● **Provided records**
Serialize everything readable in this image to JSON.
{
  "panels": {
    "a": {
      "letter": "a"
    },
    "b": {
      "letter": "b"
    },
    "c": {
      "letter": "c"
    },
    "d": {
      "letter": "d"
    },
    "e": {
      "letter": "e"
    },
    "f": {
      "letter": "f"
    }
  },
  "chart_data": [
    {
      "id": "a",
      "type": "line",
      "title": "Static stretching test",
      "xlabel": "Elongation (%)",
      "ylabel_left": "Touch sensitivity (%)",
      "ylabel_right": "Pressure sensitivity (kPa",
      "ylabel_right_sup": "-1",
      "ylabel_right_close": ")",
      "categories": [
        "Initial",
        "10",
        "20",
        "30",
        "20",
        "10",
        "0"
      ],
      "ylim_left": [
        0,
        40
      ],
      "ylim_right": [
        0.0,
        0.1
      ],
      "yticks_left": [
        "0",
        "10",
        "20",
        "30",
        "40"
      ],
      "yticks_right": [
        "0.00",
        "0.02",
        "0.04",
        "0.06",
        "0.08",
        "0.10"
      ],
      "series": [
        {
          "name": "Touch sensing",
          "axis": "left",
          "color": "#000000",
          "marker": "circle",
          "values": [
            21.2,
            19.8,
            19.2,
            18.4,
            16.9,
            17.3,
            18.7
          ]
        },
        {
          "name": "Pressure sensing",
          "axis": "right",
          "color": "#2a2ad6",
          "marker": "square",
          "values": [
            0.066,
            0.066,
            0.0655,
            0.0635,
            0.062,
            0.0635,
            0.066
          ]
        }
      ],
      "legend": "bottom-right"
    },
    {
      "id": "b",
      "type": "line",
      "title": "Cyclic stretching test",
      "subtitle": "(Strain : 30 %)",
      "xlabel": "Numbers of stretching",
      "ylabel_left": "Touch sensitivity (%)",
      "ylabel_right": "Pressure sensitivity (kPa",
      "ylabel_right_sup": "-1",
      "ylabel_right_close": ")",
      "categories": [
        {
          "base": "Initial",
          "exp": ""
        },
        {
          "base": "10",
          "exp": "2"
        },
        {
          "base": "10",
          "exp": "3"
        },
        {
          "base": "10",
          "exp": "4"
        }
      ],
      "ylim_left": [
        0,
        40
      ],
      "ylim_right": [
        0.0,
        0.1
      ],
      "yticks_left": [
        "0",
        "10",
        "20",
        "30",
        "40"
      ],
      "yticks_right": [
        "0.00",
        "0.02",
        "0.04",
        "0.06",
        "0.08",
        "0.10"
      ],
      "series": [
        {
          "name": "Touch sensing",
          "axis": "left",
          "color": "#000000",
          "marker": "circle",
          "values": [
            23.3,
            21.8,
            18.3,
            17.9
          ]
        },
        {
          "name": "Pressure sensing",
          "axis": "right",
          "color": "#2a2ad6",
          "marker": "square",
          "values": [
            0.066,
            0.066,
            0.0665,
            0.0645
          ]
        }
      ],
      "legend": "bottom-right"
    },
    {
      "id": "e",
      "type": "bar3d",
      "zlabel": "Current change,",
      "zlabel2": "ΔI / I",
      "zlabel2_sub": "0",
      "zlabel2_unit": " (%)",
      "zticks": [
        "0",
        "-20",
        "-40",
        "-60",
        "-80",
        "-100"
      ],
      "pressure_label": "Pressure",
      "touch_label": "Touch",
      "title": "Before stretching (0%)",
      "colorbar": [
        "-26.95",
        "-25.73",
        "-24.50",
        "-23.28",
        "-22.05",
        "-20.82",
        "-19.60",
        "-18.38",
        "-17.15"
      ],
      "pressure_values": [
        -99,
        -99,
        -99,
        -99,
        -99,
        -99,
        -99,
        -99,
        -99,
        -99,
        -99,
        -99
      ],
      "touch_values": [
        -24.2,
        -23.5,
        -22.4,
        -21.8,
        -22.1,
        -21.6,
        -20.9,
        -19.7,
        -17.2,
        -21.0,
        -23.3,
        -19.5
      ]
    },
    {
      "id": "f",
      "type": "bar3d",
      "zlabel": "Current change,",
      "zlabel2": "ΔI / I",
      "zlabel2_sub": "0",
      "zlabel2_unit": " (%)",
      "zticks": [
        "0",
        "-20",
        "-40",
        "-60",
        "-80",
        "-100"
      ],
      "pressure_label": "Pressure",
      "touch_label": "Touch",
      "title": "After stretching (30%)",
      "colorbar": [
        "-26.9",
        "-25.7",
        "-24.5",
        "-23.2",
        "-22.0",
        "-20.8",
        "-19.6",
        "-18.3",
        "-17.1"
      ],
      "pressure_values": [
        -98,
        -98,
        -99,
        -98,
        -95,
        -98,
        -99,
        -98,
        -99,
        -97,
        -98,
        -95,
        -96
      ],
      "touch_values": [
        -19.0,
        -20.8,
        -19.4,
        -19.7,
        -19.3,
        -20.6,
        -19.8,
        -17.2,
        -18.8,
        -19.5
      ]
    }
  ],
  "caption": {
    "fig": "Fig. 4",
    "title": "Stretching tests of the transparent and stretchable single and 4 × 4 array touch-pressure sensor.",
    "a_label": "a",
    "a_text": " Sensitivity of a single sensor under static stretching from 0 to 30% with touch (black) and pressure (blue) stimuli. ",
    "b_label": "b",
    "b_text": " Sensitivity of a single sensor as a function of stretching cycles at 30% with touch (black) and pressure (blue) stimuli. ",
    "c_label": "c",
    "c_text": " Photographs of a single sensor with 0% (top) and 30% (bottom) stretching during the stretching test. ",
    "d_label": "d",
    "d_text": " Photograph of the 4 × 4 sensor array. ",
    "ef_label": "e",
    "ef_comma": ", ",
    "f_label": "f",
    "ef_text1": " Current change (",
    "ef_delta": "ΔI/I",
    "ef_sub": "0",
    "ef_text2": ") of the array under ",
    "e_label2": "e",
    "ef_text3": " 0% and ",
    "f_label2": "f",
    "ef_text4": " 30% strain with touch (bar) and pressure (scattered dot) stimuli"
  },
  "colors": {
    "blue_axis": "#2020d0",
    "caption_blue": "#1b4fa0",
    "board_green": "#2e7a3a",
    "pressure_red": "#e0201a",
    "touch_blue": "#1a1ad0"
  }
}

● **What you need to do**
Print the records above exactly as they appear.

● **Reply**
Serialize everything readable in this image to JSON.
{
  "panels": {
    "a": {
      "letter": "a"
    },
    "b": {
      "letter": "b"
    },
    "c": {
      "letter": "c"
    },
    "d": {
      "letter": "d"
    },
    "e": {
      "letter": "e"
    },
    "f": {
      "letter": "f"
    }
  },
  "chart_data": [
    {
      "id": "a",
      "type": "line",
      "title": "Static stretching test",
      "xlabel": "Elongation (%)",
      "ylabel_left": "Touch sensitivity (%)",
      "ylabel_right": "Pressure sensitivity (kPa",
      "ylabel_right_sup": "-1",
      "ylabel_right_close": ")",
      "categories": [
        "Initial",
        "10",
        "20",
        "30",
        "20",
        "10",
        "0"
      ],
      "ylim_left": [
        0,
        40
      ],
      "ylim_right": [
        0.0,
        0.1
      ],
      "yticks_left": [
        "0",
        "10",
        "20",
        "30",
        "40"
      ],
      "yticks_right": [
        "0.00",
        "0.02",
        "0.04",
        "0.06",
        "0.08",
        "0.10"
      ],
      "series": [
        {
          "name": "Touch sensing",
          "axis": "left",
          "color": "#000000",
          "marker": "circle",
          "values": [
            21.2,
            19.8,
            19.2,
            18.4,
            16.9,
            17.3,
            18.7
          ]
        },
        {
          "name": "Pressure sensing",
          "axis": "right",
          "color": "#2a2ad6",
          "marker": "square",
          "values": [
            0.066,
            0.066,
            0.0655,
            0.0635,
            0.062,
            0.0635,
            0.066
          ]
        }
      ],
      "legend": "bottom-right"
    },
    {
      "id": "b",
      "type": "line",
      "title": "Cyclic stretching test",
      "subtitle": "(Strain : 30 %)",
      "xlabel": "Numbers of stretching",
      "ylabel_left": "Touch sensitivity (%)",
      "ylabel_right": "Pressure sensitivity (kPa",
      "ylabel_right_sup": "-1",
      "ylabel_right_close": ")",
      "categories": [
        {
          "base": "Initial",
          "exp": ""
        },
        {
          "base": "10",
          "exp": "2"
        },
        {
          "base": "10",
          "exp": "3"
        },
        {
          "base": "10",
          "exp": "4"
        }
      ],
      "ylim_left": [
        0,
        40
      ],
      "ylim_right": [
        0.0,
        0.1
      ],
      "yticks_left": [
        "0",
        "10",
        "20",
        "30",
        "40"
      ],
      "yticks_right": [
        "0.00",
        "0.02",
        "0.04",
        "0.06",
        "0.08",
        "0.10"
      ],
      "series": [
        {
          "name": "Touch sensing",
          "axis": "left",
          "color": "#000000",
          "marker": "circle",
          "values": [
            23.3,
            21.8,
            18.3,
            17.9
          ]
        },
        {
          "name": "Pressure sensing",
          "axis": "right",
          "color": "#2a2ad6",
          "marker": "square",
          "values": [
            0.066,
            0.066,
            0.0665,
            0.0645
          ]
        }
      ],
      "legend": "bottom-right"
    },
    {
      "id": "e",
      "type": "bar3d",
      "zlabel": "Current change,",
      "zlabel2": "ΔI / I",
      "zlabel2_sub": "0",
      "zlabel2_unit": " (%)",
      "zticks": [
        "0",
        "-20",
        "-40",
        "-60",
        "-80",
        "-100"
      ],
      "pressure_label": "Pressure",
      "touch_label": "Touch",
      "title": "Before stretching (0%)",
      "colorbar": [
        "-26.95",
        "-25.73",
        "-24.50",
        "-23.28",
        "-22.05",
        "-20.82",
        "-19.60",
        "-18.38",
        "-17.15"
      ],
      "pressure_values": [
        -99,
        -99,
        -99,
        -99,
        -99,
        -99,
        -99,
        -99,
        -99,
        -99,
        -99,
        -99
      ],
      "touch_values": [
        -24.2,
        -23.5,
        -22.4,
        -21.8,
        -22.1,
        -21.6,
        -20.9,
        -19.7,
        -17.2,
        -21.0,
        -23.3,
        -19.5
      ]
    },
    {
      "id": "f",
      "type": "bar3d",
      "zlabel": "Current change,",
      "zlabel2": "ΔI / I",
      "zlabel2_sub": "0",
      "zlabel2_unit": " (%)",
      "zticks": [
        "0",
        "-20",
        "-40",
        "-60",
        "-80",
        "-100"
      ],
      "pressure_label": "Pressure",
      "touch_label": "Touch",
      "title": "After stretching (30%)",
      "colorbar": [
        "-26.9",
        "-25.7",
        "-24.5",
        "-23.2",
        "-22.0",
        "-20.8",
        "-19.6",
        "-18.3",
        "-17.1"
      ],
      "pressure_values": [
        -98,
        -98,
        -99,
        -98,
        -95,
        -98,
        -99,
        -98,
        -99,
        -97,
        -98,
        -95,
        -96
      ],
      "touch_values": [
        -19.0,
        -20.8,
        -19.4,
        -19.7,
        -19.3,
        -20.6,
        -19.8,
        -17.2,
        -18.8,
        -19.5
      ]
    }
  ],
  "caption": {
    "fig": "Fig. 4",
    "title": "Stretching tests of the transparent and stretchable single and 4 × 4 array touch-pressure sensor.",
    "a_label": "a",
    "a_text": " Sensitivity of a single sensor under static stretching from 0 to 30% with touch (black) and pressure (blue) stimuli. ",
    "b_label": "b",
    "b_text": " Sensitivity of a single sensor as a function of stretching cycles at 30% with touch (black) and pressure (blue) stimuli. ",
    "c_label": "c",
    "c_text": " Photographs of a single sensor with 0% (top) and 30% (bottom) stretching during the stretching test. ",
    "d_label": "d",
    "d_text": " Photograph of the 4 × 4 sensor array. ",
    "ef_label": "e",
    "ef_comma": ", ",
    "f_label": "f",
    "ef_text1": " Current change (",
    "ef_delta": "ΔI/I",
    "ef_sub": "0",
    "ef_text2": ") of the array under ",
    "e_label2": "e",
    "ef_text3": " 0% and ",
    "f_label2": "f",
    "ef_text4": " 30% strain with touch (bar) and pressure (scattered dot) stimuli"
  },
  "colors": {
    "blue_axis": "#2020d0",
    "caption_blue": "#1b4fa0",
    "board_green": "#2e7a3a",
    "pressure_red": "#e0201a",
    "touch_blue": "#1a1ad0"
  }
}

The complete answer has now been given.